§ **BRIEF**
State how many rows of the listing below contain the string "line", matching case exactly, and give only that number.
============================================================
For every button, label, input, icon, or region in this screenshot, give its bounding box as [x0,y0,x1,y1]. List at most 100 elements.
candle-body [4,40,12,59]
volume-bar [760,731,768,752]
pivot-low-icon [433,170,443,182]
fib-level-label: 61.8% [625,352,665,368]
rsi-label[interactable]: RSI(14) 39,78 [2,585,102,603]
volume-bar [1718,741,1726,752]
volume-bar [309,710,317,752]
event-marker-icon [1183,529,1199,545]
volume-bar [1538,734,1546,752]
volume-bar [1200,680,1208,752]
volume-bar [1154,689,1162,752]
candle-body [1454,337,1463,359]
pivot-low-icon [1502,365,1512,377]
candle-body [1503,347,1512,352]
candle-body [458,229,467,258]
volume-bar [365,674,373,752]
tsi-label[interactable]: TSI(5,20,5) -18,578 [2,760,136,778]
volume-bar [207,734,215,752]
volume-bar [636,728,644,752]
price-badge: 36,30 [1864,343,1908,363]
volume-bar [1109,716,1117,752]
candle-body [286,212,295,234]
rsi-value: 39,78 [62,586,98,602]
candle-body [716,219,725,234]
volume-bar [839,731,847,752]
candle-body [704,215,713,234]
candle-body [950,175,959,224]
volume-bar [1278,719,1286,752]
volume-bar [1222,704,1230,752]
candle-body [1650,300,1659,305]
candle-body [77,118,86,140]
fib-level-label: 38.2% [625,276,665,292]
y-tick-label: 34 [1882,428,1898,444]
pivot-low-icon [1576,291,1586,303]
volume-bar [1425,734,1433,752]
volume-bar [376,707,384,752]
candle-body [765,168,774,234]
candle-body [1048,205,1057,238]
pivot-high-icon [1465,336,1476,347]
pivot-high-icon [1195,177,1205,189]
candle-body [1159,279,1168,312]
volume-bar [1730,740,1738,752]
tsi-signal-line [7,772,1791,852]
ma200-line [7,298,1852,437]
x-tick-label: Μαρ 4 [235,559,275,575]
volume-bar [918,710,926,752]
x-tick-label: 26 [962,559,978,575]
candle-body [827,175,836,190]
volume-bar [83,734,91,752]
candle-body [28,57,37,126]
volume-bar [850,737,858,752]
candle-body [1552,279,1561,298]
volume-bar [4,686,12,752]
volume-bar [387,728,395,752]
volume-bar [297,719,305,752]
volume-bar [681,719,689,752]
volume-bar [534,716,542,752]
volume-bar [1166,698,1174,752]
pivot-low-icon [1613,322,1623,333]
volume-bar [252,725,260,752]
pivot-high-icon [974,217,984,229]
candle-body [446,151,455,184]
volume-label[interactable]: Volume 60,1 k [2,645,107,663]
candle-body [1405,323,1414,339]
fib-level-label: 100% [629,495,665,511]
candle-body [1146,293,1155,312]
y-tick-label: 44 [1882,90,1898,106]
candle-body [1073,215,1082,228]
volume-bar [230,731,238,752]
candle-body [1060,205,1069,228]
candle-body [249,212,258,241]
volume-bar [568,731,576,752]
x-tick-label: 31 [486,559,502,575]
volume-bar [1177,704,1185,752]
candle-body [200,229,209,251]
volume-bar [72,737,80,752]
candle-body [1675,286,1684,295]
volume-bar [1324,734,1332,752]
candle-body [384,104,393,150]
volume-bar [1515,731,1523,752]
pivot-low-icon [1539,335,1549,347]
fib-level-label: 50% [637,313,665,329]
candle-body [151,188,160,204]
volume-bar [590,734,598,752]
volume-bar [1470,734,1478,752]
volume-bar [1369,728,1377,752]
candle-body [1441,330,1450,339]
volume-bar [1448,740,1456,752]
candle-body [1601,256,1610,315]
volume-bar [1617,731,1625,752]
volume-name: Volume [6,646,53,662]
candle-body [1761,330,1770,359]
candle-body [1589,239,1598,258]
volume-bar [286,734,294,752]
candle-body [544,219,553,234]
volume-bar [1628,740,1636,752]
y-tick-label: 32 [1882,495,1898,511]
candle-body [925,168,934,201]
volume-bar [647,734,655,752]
============================================================
§ **THE RESULT**
2